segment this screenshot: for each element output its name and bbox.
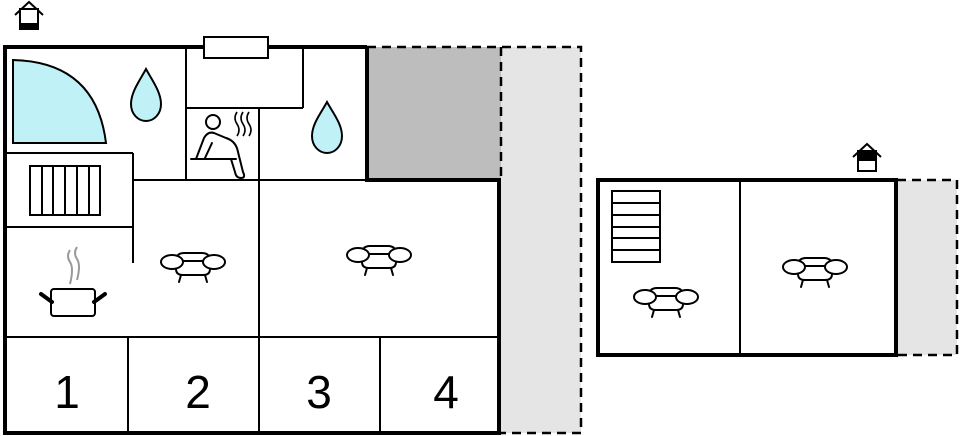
heat-waves-icon xyxy=(234,111,252,137)
water-drop-icon xyxy=(310,99,344,155)
covered-terrace xyxy=(367,47,501,180)
sofa-icon xyxy=(160,252,226,283)
interior-walls xyxy=(5,47,499,433)
entrance-house-icon xyxy=(852,143,882,172)
terrace-main xyxy=(501,47,581,433)
radiator-icon xyxy=(29,165,101,216)
annex-building-walls xyxy=(596,178,898,357)
terrace-annex-outline xyxy=(897,178,959,357)
entrance-house-icon xyxy=(14,1,44,30)
bedroom-number: 1 xyxy=(54,366,80,418)
bedroom-number: 4 xyxy=(433,366,459,418)
terrace-annex xyxy=(897,180,957,355)
window-icon xyxy=(203,36,269,59)
sofa-icon xyxy=(782,257,848,288)
terrace-main-outline xyxy=(367,45,583,435)
staircase-icon xyxy=(611,190,661,263)
bathtub-icon xyxy=(12,58,108,144)
sauna-person-icon xyxy=(190,114,246,179)
sofa-icon xyxy=(633,287,699,318)
bedroom-number: 3 xyxy=(306,366,332,418)
water-drop-icon xyxy=(129,66,163,123)
bedroom-number: 2 xyxy=(185,366,211,418)
sofa-icon xyxy=(346,245,412,276)
cooking-pot-icon xyxy=(39,246,107,317)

——————————

REQUIRED WORK: Retype the lines starting at the one containing "heat-waves-icon xyxy=(234,111,252,137)" and ending at the end of the records, both included.

RESPONSE TO THIS EXERCISE:
heat-waves-icon xyxy=(234,111,252,137)
water-drop-icon xyxy=(310,99,344,155)
covered-terrace xyxy=(367,47,501,180)
sofa-icon xyxy=(160,252,226,283)
interior-walls xyxy=(5,47,499,433)
entrance-house-icon xyxy=(852,143,882,172)
terrace-main xyxy=(501,47,581,433)
radiator-icon xyxy=(29,165,101,216)
annex-building-walls xyxy=(596,178,898,357)
terrace-annex-outline xyxy=(897,178,959,357)
entrance-house-icon xyxy=(14,1,44,30)
bedroom-number: 1 xyxy=(54,366,80,418)
bedroom-number: 4 xyxy=(433,366,459,418)
terrace-annex xyxy=(897,180,957,355)
window-icon xyxy=(203,36,269,59)
sofa-icon xyxy=(782,257,848,288)
terrace-main-outline xyxy=(367,45,583,435)
staircase-icon xyxy=(611,190,661,263)
bathtub-icon xyxy=(12,58,108,144)
sauna-person-icon xyxy=(190,114,246,179)
sofa-icon xyxy=(633,287,699,318)
bedroom-number: 3 xyxy=(306,366,332,418)
water-drop-icon xyxy=(129,66,163,123)
bedroom-number: 2 xyxy=(185,366,211,418)
sofa-icon xyxy=(346,245,412,276)
cooking-pot-icon xyxy=(39,246,107,317)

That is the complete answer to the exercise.